** Opening PROVIDED PASSAGE block **

But it is insisted that if the proof should show that testator had testamentary capacity, still the facts will repel the presumption that he had a knowledge of the contents of the will, and impose upon the executor the burden of showing by plenary proof that he did in fact have such knowledge.

It is true that in many cases there may be special reasons for requiring more careful inquiry into the fact of the testator’s knowledge of the contents of the paper executed as his will.

If he is in extreme old age, more or less imbecile in understanding, surrounded by interested parties, incapable of reading or writing, etc., it might be no more than reasonable to require something more than the ordinary ground of assurance on that point. 2 Redf. on Wills, 38. The suspicion excited by such circumstances should be removed by affirmative plenary evidence that the testator comprehended the dispositions *584made by him, and fully and freely sanctioned them. Patton v. Allison, 7 Hum., 335.

It appears that before the judge charged the jury he was requested by the counsel for contestants to reduce his charge to writing, and at the same time application was made that in his instructions to the jury he would respond to a number of propositions of law as applicable to their view of the facts. At the close of his general charge the judge introduced the several propositions and responded to all except two, and in his responses he recognized the correctness of the rule that when circumstances of suspicion, such as those specified before, were shown to exist, the watchfulness of the jury should be increased in their investigations as to the testamentary capacity of the testator, and as to the liberty of will with which he executed his will, as well as the duty of the executor in showing clearly and fully that the testator comprehended what he was doing, and had knowledge of the contents of his will. After carefully examining the instructions requested and the responses thereto, we are of opinion that they are full and correct, and that in declining to respond to two of the propositions he committed no error. In the frame of these two propositions they could not have been charged without doing injustice to the executor, and committing positive error.

** Closing PROVIDED PASSAGE block **
** Opening INPUT DATA block **

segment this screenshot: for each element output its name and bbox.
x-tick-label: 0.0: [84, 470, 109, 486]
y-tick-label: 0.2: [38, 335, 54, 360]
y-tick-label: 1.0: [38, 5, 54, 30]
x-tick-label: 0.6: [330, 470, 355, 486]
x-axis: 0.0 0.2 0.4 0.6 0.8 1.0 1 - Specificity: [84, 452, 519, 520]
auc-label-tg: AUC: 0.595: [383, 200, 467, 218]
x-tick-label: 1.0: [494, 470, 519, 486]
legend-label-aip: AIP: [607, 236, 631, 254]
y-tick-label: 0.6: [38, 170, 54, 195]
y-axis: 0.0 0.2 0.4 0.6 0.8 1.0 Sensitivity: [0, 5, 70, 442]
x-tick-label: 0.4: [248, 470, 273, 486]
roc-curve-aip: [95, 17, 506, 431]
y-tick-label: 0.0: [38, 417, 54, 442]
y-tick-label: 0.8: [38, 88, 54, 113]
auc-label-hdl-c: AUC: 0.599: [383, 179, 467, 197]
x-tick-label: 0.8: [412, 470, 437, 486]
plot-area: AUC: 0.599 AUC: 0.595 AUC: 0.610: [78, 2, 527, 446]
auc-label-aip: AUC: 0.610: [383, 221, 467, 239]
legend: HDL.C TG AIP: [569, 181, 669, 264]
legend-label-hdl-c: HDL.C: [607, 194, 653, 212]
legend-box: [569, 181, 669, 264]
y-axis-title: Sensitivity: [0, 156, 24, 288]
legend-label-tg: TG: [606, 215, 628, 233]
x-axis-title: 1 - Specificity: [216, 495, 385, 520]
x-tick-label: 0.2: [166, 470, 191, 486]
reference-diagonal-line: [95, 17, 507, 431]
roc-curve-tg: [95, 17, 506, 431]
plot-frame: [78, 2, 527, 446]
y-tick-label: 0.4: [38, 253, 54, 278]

** Closing INPUT DATA block **

### DIRECTIONS
[A] From the court opinion on the will contest, write out the stretch from "If he is in" through "7 Hum., 335.".
[B] Pick up the court opinion on the will contest after its last sentence and write the part that comes next.
Nothing in the lines matters here.

### RESULTS OF THE TASKS
[A]
If he is in extreme old age, more or less imbecile in understanding, surrounded by interested parties, incapable of reading or writing, etc., it might be no more than reasonable to require something more than the ordinary ground of assurance on that point. 2 Redf. on Wills, 38. The suspicion excited by such circumstances should be removed by affirmative plenary evidence that the testator comprehended the dispositions *584made by him, and fully and freely sanctioned them. Patton v. Allison, 7 Hum., 335.

[B]
Contestants have taken several other exceptions to the charge of the court, such as his definitions of sanity and insanity as applicable to the question of testamentary capacity and of the fraud and undue influence for which a will should be set aside, but upon *585examination we find these definitions in substantial conformity with our own decisions.

Exception is also taken to the charge as to the question of drunkenness as bearing upon the testamentary capacity of the testator. The court told the jury that “the mere fact that the testator was under the influence of whisky would not of itself render the testamentary act invalid. To have that effect the mind must be in that condition that the testator has no intelligent comprehension of the nature of the transactions.”

This instruction is well sustained by the authorities. Peck v. Cary, 27 N. Y., 24. Without noticing other criticisms upon the charge, we are of opinion that» taken as a whole, the charge was carefully prepared, is full and substantially correct in all the aspects of the case presented by the proof, and subject to no just exception.

The proof fully sustains the verdict, and the judgment must be affirmed.